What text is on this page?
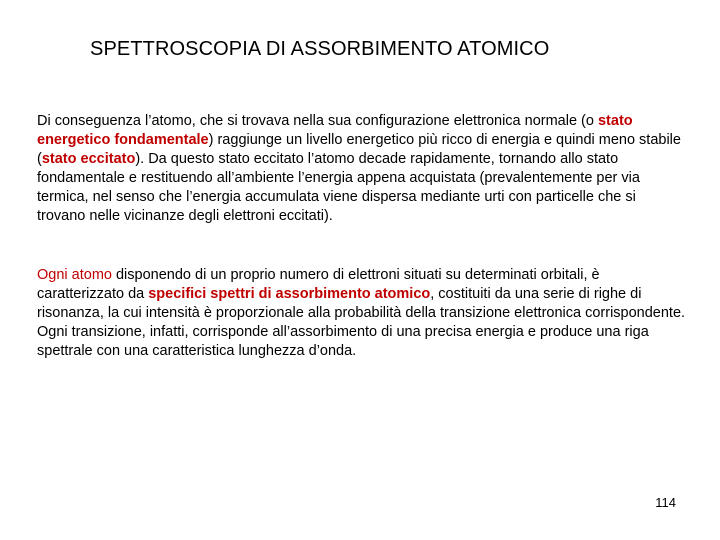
SPETTROSCOPIA DI ASSORBIMENTO ATOMICO

Di conseguenza l’atomo, che si trovava nella sua configurazione elettronica normale (o stato energetico fondamentale) raggiunge un livello energetico più ricco di energia e quindi meno stabile (stato eccitato). Da questo stato eccitato l’atomo decade rapidamente, tornando allo stato fondamentale e restituendo all’ambiente l’energia appena acquistata (prevalentemente per via termica, nel senso che l’energia accumulata viene dispersa mediante urti con particelle che si trovano nelle vicinanze degli elettroni eccitati).

Ogni atomo disponendo di un proprio numero di elettroni situati su determinati orbitali, è caratterizzato da specifici spettri di assorbimento atomico, costituiti da una serie di righe di risonanza, la cui intensità è proporzionale alla probabilità della transizione elettronica corrispondente.
Ogni transizione, infatti, corrisponde all’assorbimento di una precisa energia e produce una riga spettrale con una caratteristica lunghezza d’onda.

114
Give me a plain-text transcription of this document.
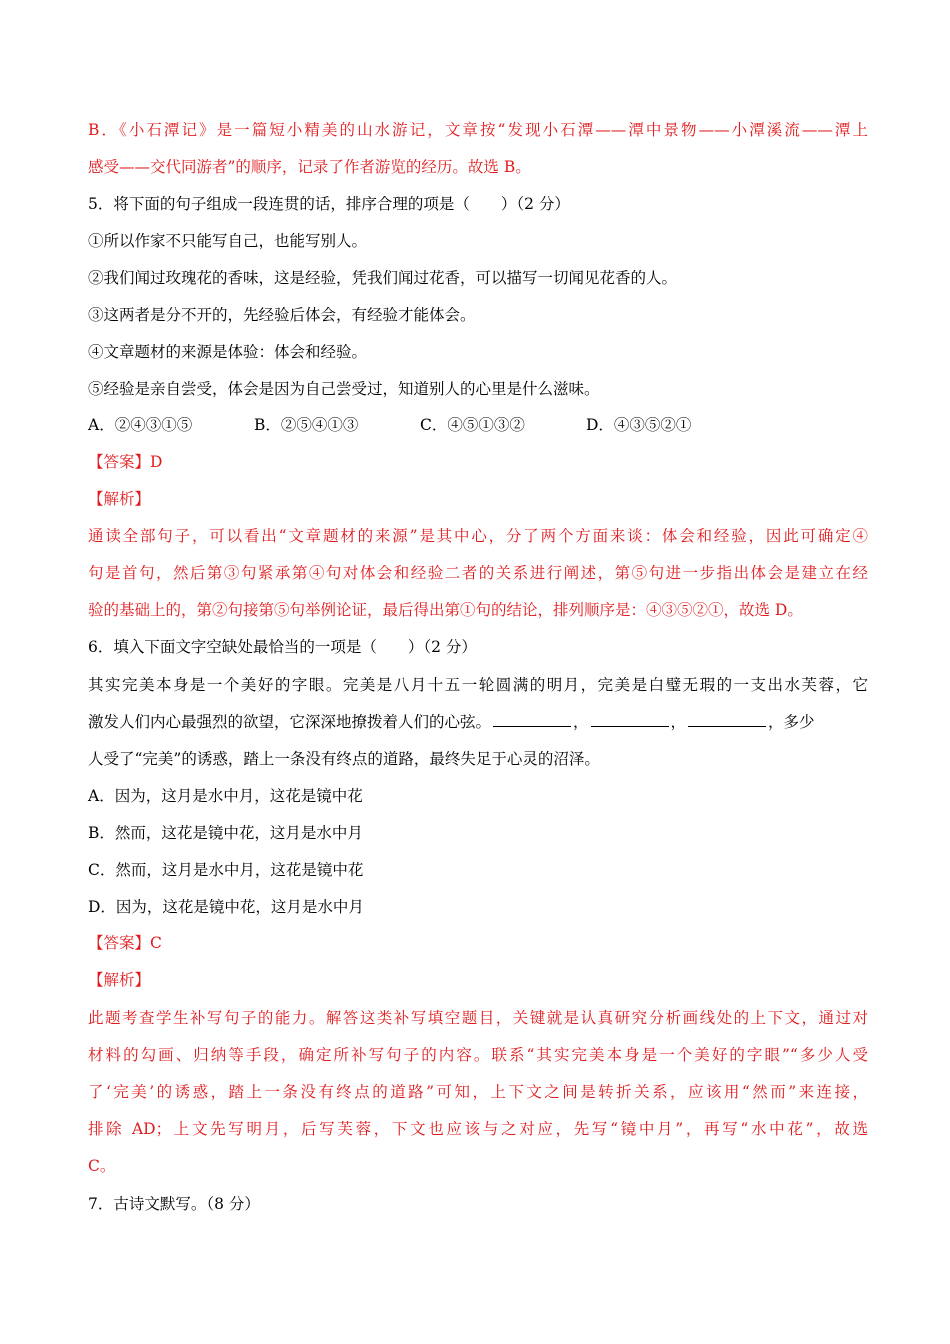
B．《小石潭记》是一篇短小精美的山水游记，文章按“发现小石潭——潭中景物——小潭溪流——潭上
感受——交代同游者”的顺序，记录了作者游览的经历。故选 B。
5．将下面的句子组成一段连贯的话，排序合理的项是（　　）（2 分）
①所以作家不只能写自己，也能写别人。
②我们闻过玫瑰花的香味，这是经验，凭我们闻过花香，可以描写一切闻见花香的人。
③这两者是分不开的，先经验后体会，有经验才能体会。
④文章题材的来源是体验：体会和经验。
⑤经验是亲自尝受，体会是因为自己尝受过，知道别人的心里是什么滋味。
A．②④③①⑤	B．②⑤④①③	C．④⑤①③②	D．④③⑤②①
【答案】D
【解析】
通读全部句子，可以看出“文章题材的来源”是其中心，分了两个方面来谈：体会和经验，因此可确定④
句是首句，然后第③句紧承第④句对体会和经验二者的关系进行阐述，第⑤句进一步指出体会是建立在经
验的基础上的，第②句接第⑤句举例论证，最后得出第①句的结论，排列顺序是：④③⑤②①，故选 D。
6．填入下面文字空缺处最恰当的一项是（　　）（2 分）
其实完美本身是一个美好的字眼。完美是八月十五一轮圆满的明月，完美是白璧无瑕的一支出水芙蓉，它
激发人们内心最强烈的欲望，它深深地撩拨着人们的心弦。	，	，	，多少
人受了“完美”的诱惑，踏上一条没有终点的道路，最终失足于心灵的沼泽。
A．因为，这月是水中月，这花是镜中花
B．然而，这花是镜中花，这月是水中月
C．然而，这月是水中月，这花是镜中花
D．因为，这花是镜中花，这月是水中月
【答案】C
【解析】
此题考查学生补写句子的能力。解答这类补写填空题目，关键就是认真研究分析画线处的上下文，通过对
材料的勾画、归纳等手段，确定所补写句子的内容。联系“其实完美本身是一个美好的字眼”“多少人受
了‘完美’的诱惑，踏上一条没有终点的道路”可知，上下文之间是转折关系，应该用“然而”来连接，
排除 AD；上文先写明月，后写芙蓉，下文也应该与之对应，先写“镜中月”，再写“水中花”，故选
C。
7．古诗文默写。（8 分）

::::::::

PROMPT — Repeat the material exactly as it reads, without any of its pictures.

EXPECTED OUTPUT —
What text is on this page?
SPETTROSCOPIA DI ASSORBIMENTO ATOMICO

Di conseguenza l’atomo, che si trovava nella sua configurazione elettronica normale (o stato energetico fondamentale) raggiunge un livello energetico più ricco di energia e quindi meno stabile (stato eccitato). Da questo stato eccitato l’atomo decade rapidamente, tornando allo stato fondamentale e restituendo all’ambiente l’energia appena acquistata (prevalentemente per via termica, nel senso che l’energia accumulata viene dispersa mediante urti con particelle che si trovano nelle vicinanze degli elettroni eccitati).

Ogni atomo disponendo di un proprio numero di elettroni situati su determinati orbitali, è caratterizzato da specifici spettri di assorbimento atomico, costituiti da una serie di righe di risonanza, la cui intensità è proporzionale alla probabilità della transizione elettronica corrispondente.
Ogni transizione, infatti, corrisponde all’assorbimento di una precisa energia e produce una riga spettrale con una caratteristica lunghezza d’onda.

114
Give me a plain-text transcription of this document.
B．《小石潭记》是一篇短小精美的山水游记，文章按“发现小石潭——潭中景物——小潭溪流——潭上
感受——交代同游者”的顺序，记录了作者游览的经历。故选 B。
5．将下面的句子组成一段连贯的话，排序合理的项是（　　）（2 分）
①所以作家不只能写自己，也能写别人。
②我们闻过玫瑰花的香味，这是经验，凭我们闻过花香，可以描写一切闻见花香的人。
③这两者是分不开的，先经验后体会，有经验才能体会。
④文章题材的来源是体验：体会和经验。
⑤经验是亲自尝受，体会是因为自己尝受过，知道别人的心里是什么滋味。
A．②④③①⑤	B．②⑤④①③	C．④⑤①③②	D．④③⑤②①
【答案】D
【解析】
通读全部句子，可以看出“文章题材的来源”是其中心，分了两个方面来谈：体会和经验，因此可确定④
句是首句，然后第③句紧承第④句对体会和经验二者的关系进行阐述，第⑤句进一步指出体会是建立在经
验的基础上的，第②句接第⑤句举例论证，最后得出第①句的结论，排列顺序是：④③⑤②①，故选 D。
6．填入下面文字空缺处最恰当的一项是（　　）（2 分）
其实完美本身是一个美好的字眼。完美是八月十五一轮圆满的明月，完美是白璧无瑕的一支出水芙蓉，它
激发人们内心最强烈的欲望，它深深地撩拨着人们的心弦。	，	，	，多少
人受了“完美”的诱惑，踏上一条没有终点的道路，最终失足于心灵的沼泽。
A．因为，这月是水中月，这花是镜中花
B．然而，这花是镜中花，这月是水中月
C．然而，这月是水中月，这花是镜中花
D．因为，这花是镜中花，这月是水中月
【答案】C
【解析】
此题考查学生补写句子的能力。解答这类补写填空题目，关键就是认真研究分析画线处的上下文，通过对
材料的勾画、归纳等手段，确定所补写句子的内容。联系“其实完美本身是一个美好的字眼”“多少人受
了‘完美’的诱惑，踏上一条没有终点的道路”可知，上下文之间是转折关系，应该用“然而”来连接，
排除 AD；上文先写明月，后写芙蓉，下文也应该与之对应，先写“镜中月”，再写“水中花”，故选
C。
7．古诗文默写。（8 分）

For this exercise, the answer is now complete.